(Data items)
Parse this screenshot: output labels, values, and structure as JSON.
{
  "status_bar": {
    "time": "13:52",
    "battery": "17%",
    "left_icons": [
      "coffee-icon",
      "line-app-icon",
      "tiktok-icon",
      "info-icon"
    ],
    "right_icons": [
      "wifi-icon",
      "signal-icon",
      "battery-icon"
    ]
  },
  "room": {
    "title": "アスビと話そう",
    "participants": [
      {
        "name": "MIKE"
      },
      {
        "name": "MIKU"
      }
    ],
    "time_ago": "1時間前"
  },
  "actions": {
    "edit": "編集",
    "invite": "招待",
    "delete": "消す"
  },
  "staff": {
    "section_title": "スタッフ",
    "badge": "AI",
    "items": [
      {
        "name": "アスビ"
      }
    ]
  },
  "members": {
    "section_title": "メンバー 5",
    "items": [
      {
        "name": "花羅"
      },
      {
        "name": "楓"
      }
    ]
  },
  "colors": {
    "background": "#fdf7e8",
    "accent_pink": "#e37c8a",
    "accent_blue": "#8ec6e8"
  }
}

What to work on » Output the records above in their entirety, exactly.

Solution for this problem »
Parse this screenshot: output labels, values, and structure as JSON.
{
  "status_bar": {
    "time": "13:52",
    "battery": "17%",
    "left_icons": [
      "coffee-icon",
      "line-app-icon",
      "tiktok-icon",
      "info-icon"
    ],
    "right_icons": [
      "wifi-icon",
      "signal-icon",
      "battery-icon"
    ]
  },
  "room": {
    "title": "アスビと話そう",
    "participants": [
      {
        "name": "MIKE"
      },
      {
        "name": "MIKU"
      }
    ],
    "time_ago": "1時間前"
  },
  "actions": {
    "edit": "編集",
    "invite": "招待",
    "delete": "消す"
  },
  "staff": {
    "section_title": "スタッフ",
    "badge": "AI",
    "items": [
      {
        "name": "アスビ"
      }
    ]
  },
  "members": {
    "section_title": "メンバー 5",
    "items": [
      {
        "name": "花羅"
      },
      {
        "name": "楓"
      }
    ]
  },
  "colors": {
    "background": "#fdf7e8",
    "accent_pink": "#e37c8a",
    "accent_blue": "#8ec6e8"
  }
}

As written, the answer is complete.